[Extracted records]
BEGIN
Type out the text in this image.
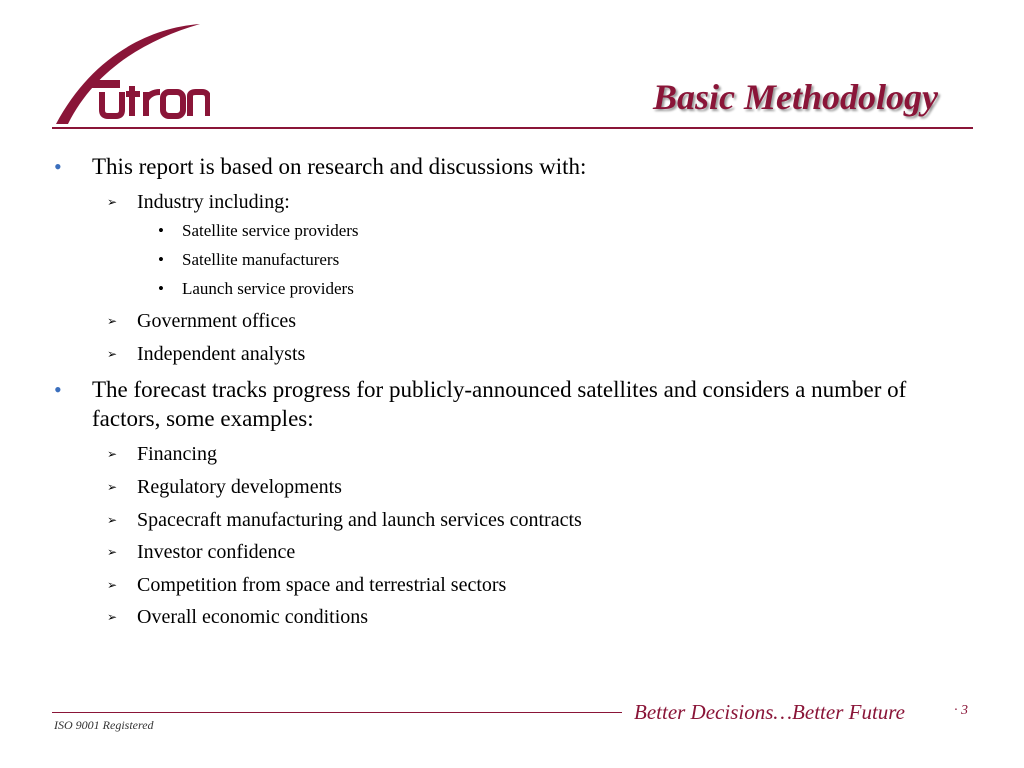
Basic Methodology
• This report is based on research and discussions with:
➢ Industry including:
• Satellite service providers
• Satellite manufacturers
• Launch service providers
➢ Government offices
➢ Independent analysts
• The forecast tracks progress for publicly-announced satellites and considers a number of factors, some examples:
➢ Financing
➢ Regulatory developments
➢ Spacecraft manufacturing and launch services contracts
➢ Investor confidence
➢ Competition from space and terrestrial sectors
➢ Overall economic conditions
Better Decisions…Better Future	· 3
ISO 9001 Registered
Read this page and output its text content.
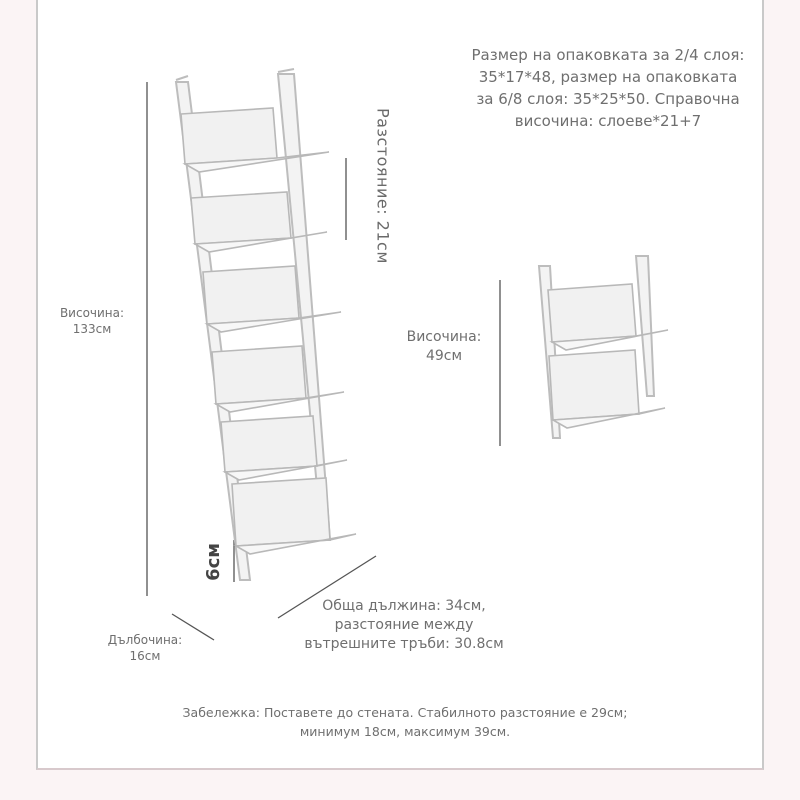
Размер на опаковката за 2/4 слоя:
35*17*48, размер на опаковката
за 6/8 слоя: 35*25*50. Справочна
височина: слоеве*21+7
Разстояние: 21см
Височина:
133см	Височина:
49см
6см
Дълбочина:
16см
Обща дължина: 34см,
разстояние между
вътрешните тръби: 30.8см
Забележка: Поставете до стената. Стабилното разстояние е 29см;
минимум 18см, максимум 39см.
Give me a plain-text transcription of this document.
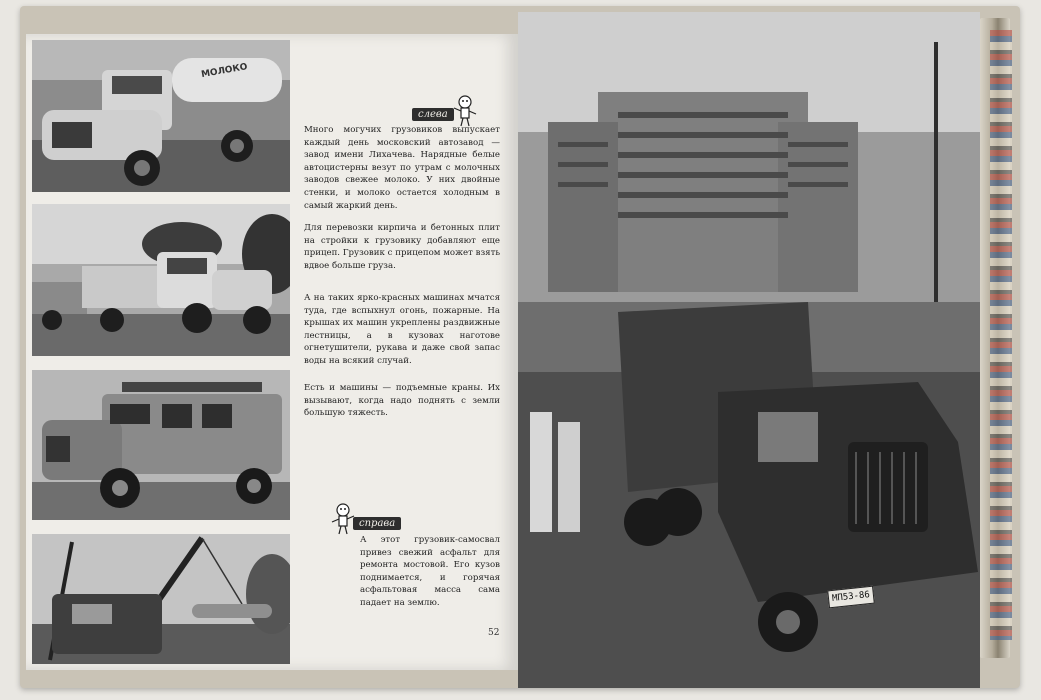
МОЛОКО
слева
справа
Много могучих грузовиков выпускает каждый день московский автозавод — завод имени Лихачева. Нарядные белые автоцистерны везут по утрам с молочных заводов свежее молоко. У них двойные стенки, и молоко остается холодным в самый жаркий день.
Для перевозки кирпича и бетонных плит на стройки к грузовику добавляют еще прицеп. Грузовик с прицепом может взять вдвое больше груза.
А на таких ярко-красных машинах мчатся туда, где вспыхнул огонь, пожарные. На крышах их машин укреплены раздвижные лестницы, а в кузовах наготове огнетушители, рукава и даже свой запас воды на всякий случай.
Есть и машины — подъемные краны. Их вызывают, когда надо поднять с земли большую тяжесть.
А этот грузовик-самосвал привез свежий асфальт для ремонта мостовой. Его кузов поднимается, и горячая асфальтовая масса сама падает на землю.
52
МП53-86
END
Copy the records exactly. Skip the pictures.

Type out the text in this image.
Basic Methodology
• This report is based on research and discussions with:
➢ Industry including:
• Satellite service providers
• Satellite manufacturers
• Launch service providers
➢ Government offices
➢ Independent analysts
• The forecast tracks progress for publicly-announced satellites and considers a number of factors, some examples:
➢ Financing
➢ Regulatory developments
➢ Spacecraft manufacturing and launch services contracts
➢ Investor confidence
➢ Competition from space and terrestrial sectors
➢ Overall economic conditions
Better Decisions…Better Future	· 3
ISO 9001 Registered
Read this page and output its text content.
Размер на опаковката за 2/4 слоя:
35*17*48, размер на опаковката
за 6/8 слоя: 35*25*50. Справочна
височина: слоеве*21+7
Разстояние: 21см
Височина:
133см	Височина:
49см
6см
Дълбочина:
16см
Обща дължина: 34см,
разстояние между
вътрешните тръби: 30.8см
Забележка: Поставете до стената. Стабилното разстояние е 29см;
минимум 18см, максимум 39см.
Give me a plain-text transcription of this document.
МОЛОКО
слева
справа
Много могучих грузовиков выпускает каждый день московский автозавод — завод имени Лихачева. Нарядные белые автоцистерны везут по утрам с молочных заводов свежее молоко. У них двойные стенки, и молоко остается холодным в самый жаркий день.
Для перевозки кирпича и бетонных плит на стройки к грузовику добавляют еще прицеп. Грузовик с прицепом может взять вдвое больше груза.
А на таких ярко-красных машинах мчатся туда, где вспыхнул огонь, пожарные. На крышах их машин укреплены раздвижные лестницы, а в кузовах наготове огнетушители, рукава и даже свой запас воды на всякий случай.
Есть и машины — подъемные краны. Их вызывают, когда надо поднять с земли большую тяжесть.
А этот грузовик-самосвал привез свежий асфальт для ремонта мостовой. Его кузов поднимается, и горячая асфальтовая масса сама падает на землю.
52
МП53-86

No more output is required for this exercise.